### PROBLEM STATEMENT
Find the lines that hold the word "category" and return them.

----------------

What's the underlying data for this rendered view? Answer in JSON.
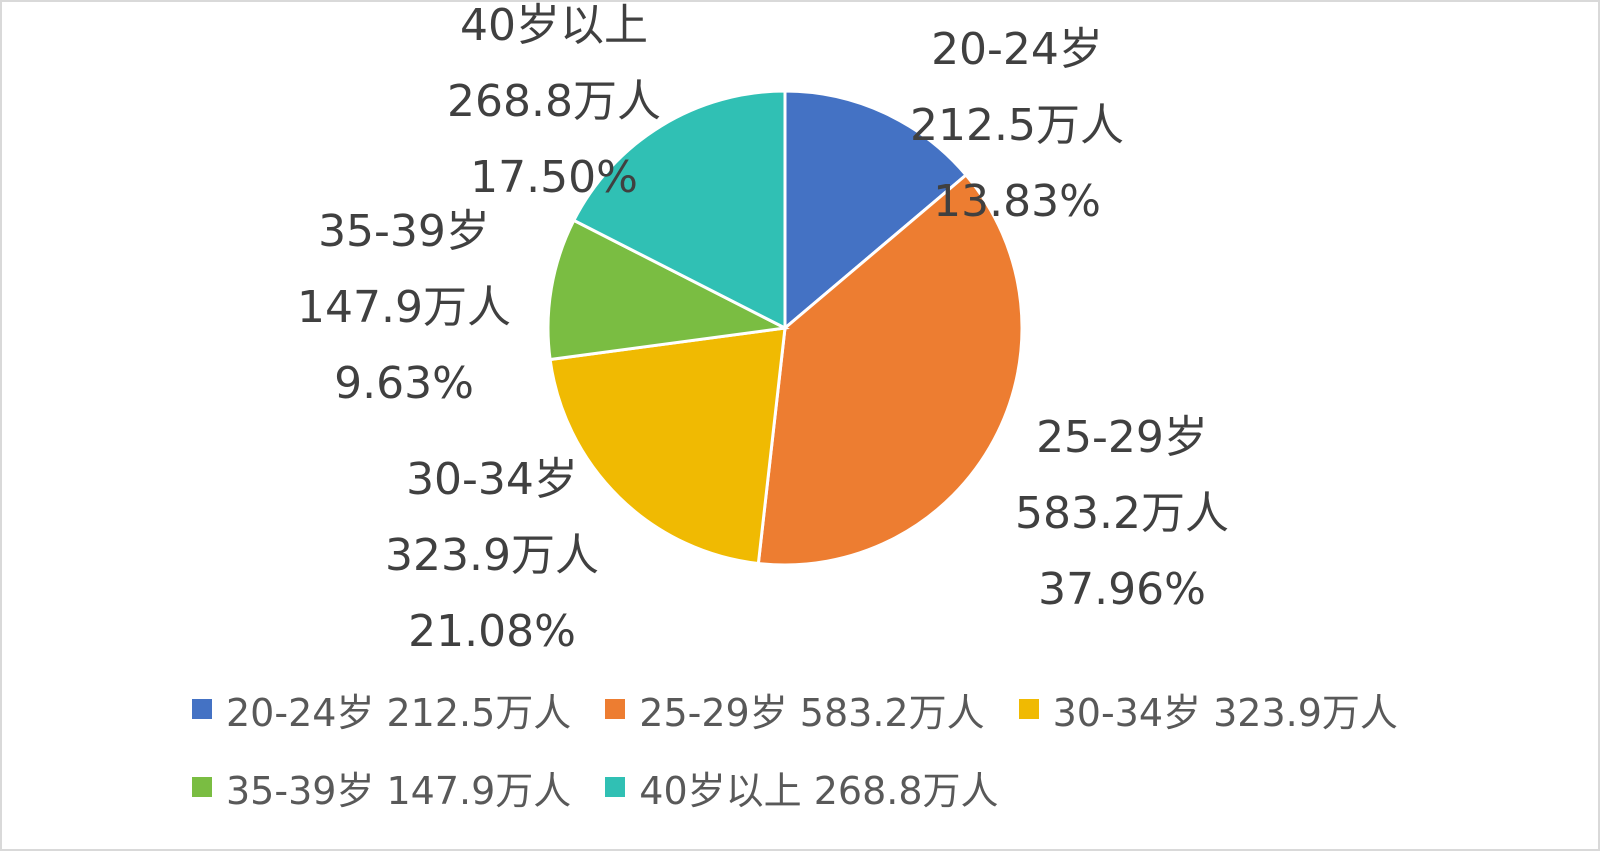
{
  "chart_data": {
    "type": "pie",
    "title": "",
    "unit": "万人",
    "slices": [
      {
        "category": "20-24岁",
        "value": 212.5,
        "value_label": "212.5万人",
        "percent_label": "13.83%",
        "legend": "20-24岁 212.5万人",
        "color": "#4472C4"
      },
      {
        "category": "25-29岁",
        "value": 583.2,
        "value_label": "583.2万人",
        "percent_label": "37.96%",
        "legend": "25-29岁 583.2万人",
        "color": "#ED7D31"
      },
      {
        "category": "30-34岁",
        "value": 323.9,
        "value_label": "323.9万人",
        "percent_label": "21.08%",
        "legend": "30-34岁 323.9万人",
        "color": "#F0BA02"
      },
      {
        "category": "35-39岁",
        "value": 147.9,
        "value_label": "147.9万人",
        "percent_label": "9.63%",
        "legend": "35-39岁 147.9万人",
        "color": "#7ABD42"
      },
      {
        "category": "40岁以上",
        "value": 268.8,
        "value_label": "268.8万人",
        "percent_label": "17.50%",
        "legend": "40岁以上 268.8万人",
        "color": "#30C0B4"
      }
    ],
    "start_angle": "12 o'clock",
    "direction": "clockwise",
    "legend_position": "bottom"
  }
}
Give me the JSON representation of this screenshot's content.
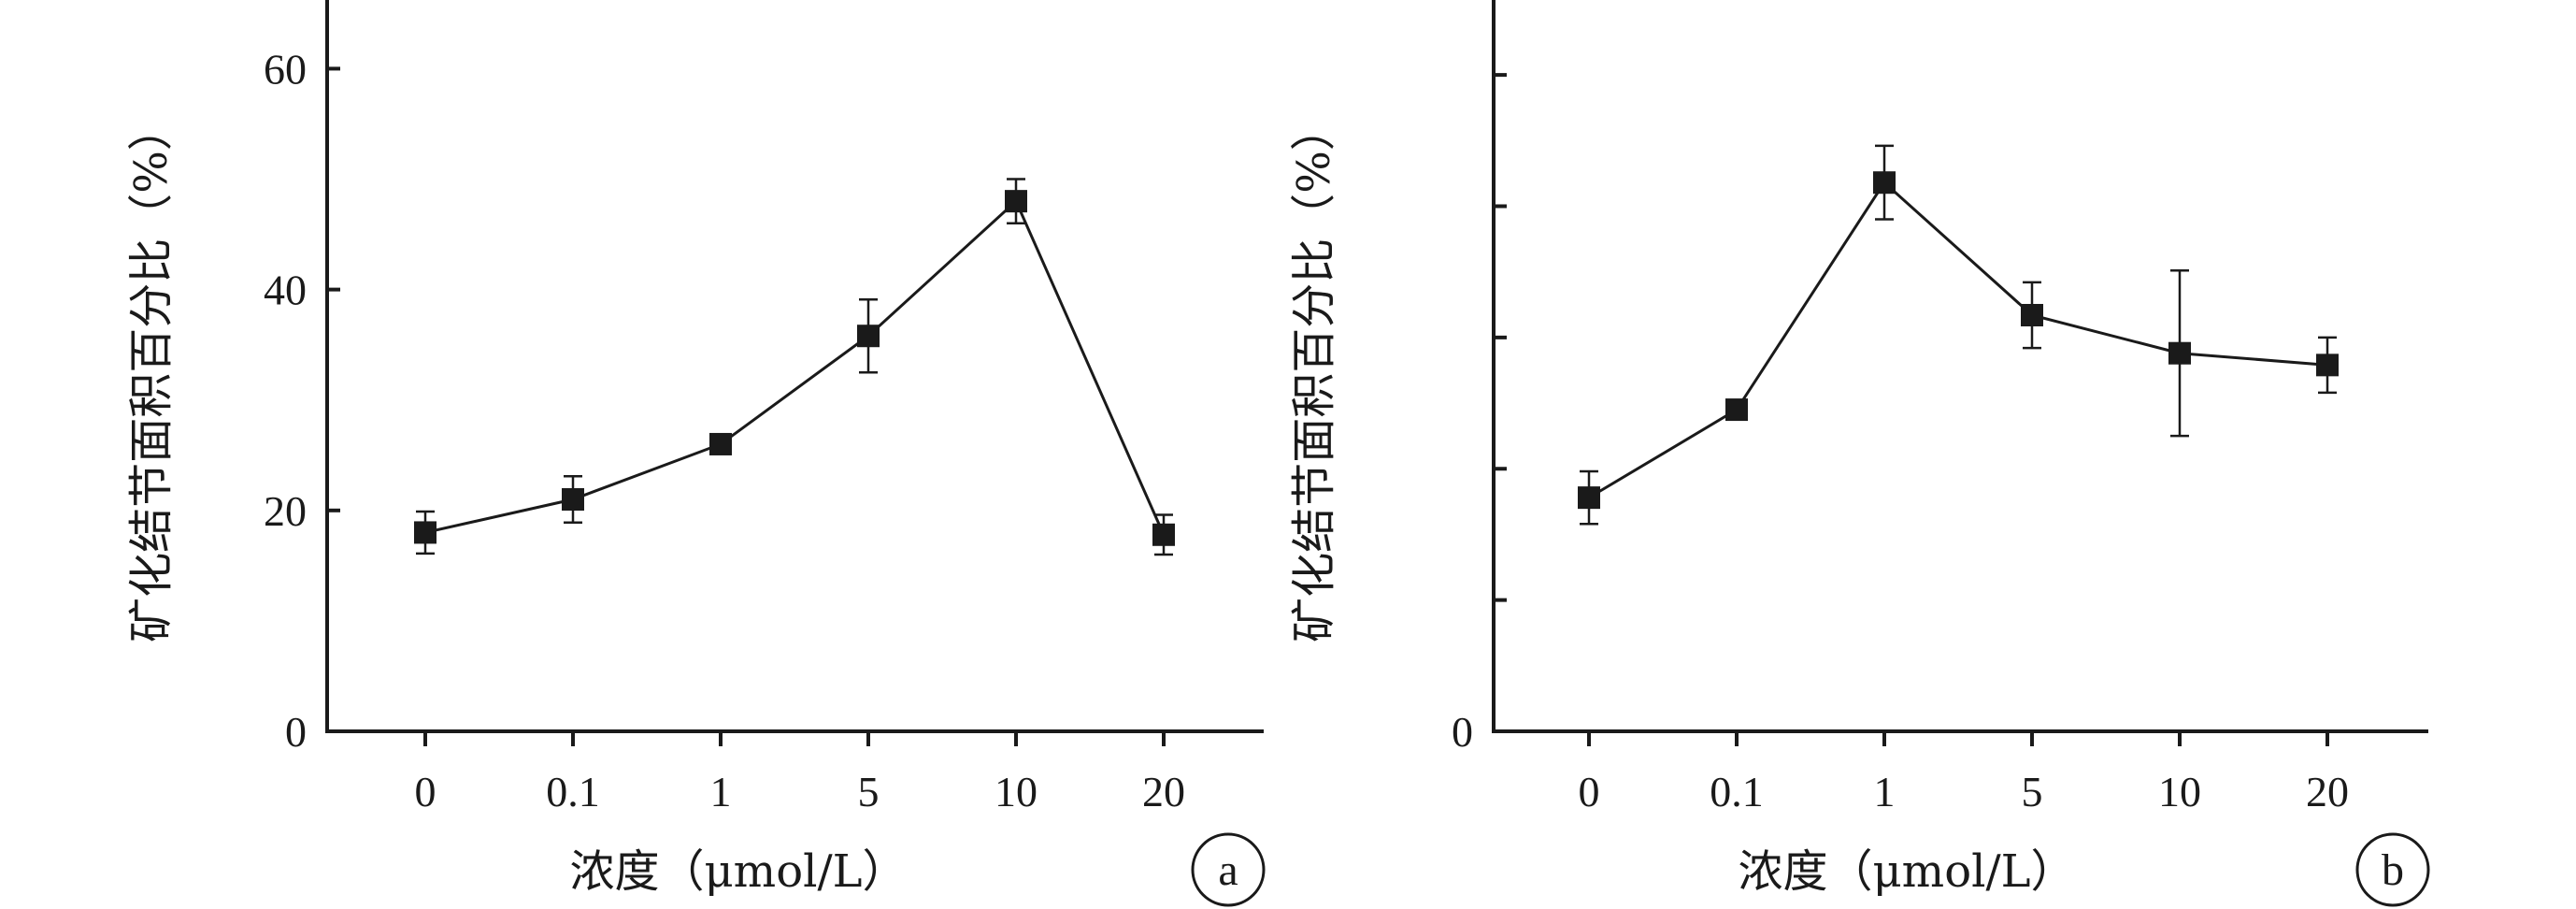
{
  "chart_data": [
    {
      "type": "line",
      "panel_label": "a",
      "categories": [
        "0",
        "0.1",
        "1",
        "5",
        "10",
        "20"
      ],
      "series": [
        {
          "values": [
            18,
            21,
            26,
            35.8,
            48,
            17.8
          ],
          "errors": [
            1.9,
            2.1,
            0.6,
            3.3,
            2.0,
            1.8
          ]
        }
      ],
      "ylim": [
        0,
        63
      ],
      "yticks": [
        0,
        20,
        40,
        60
      ],
      "ytick_labels": [
        "0",
        "20",
        "40",
        "60"
      ],
      "xlabel": "浓度（μmol/L）",
      "ylabel": "矿化结节面积百分比（%）"
    },
    {
      "type": "line",
      "panel_label": "b",
      "categories": [
        "0",
        "0.1",
        "1",
        "5",
        "10",
        "20"
      ],
      "series": [
        {
          "values": [
            17.8,
            24.5,
            41.8,
            31.7,
            28.8,
            27.9
          ],
          "errors": [
            2.0,
            0.6,
            2.8,
            2.5,
            6.3,
            2.1
          ]
        }
      ],
      "ylim": [
        0,
        53
      ],
      "yticks": [
        0,
        10,
        20,
        30,
        40,
        50
      ],
      "ytick_labels": [
        "0",
        "",
        "",
        "",
        "",
        ""
      ],
      "xlabel": "浓度（μmol/L）",
      "ylabel": "矿化结节面积百分比（%）"
    }
  ]
}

----------------

### FULL RESPONSE
        "category": "20-24岁",
        "category": "25-29岁",
        "category": "30-34岁",
        "category": "35-39岁",
        "category": "40岁以上",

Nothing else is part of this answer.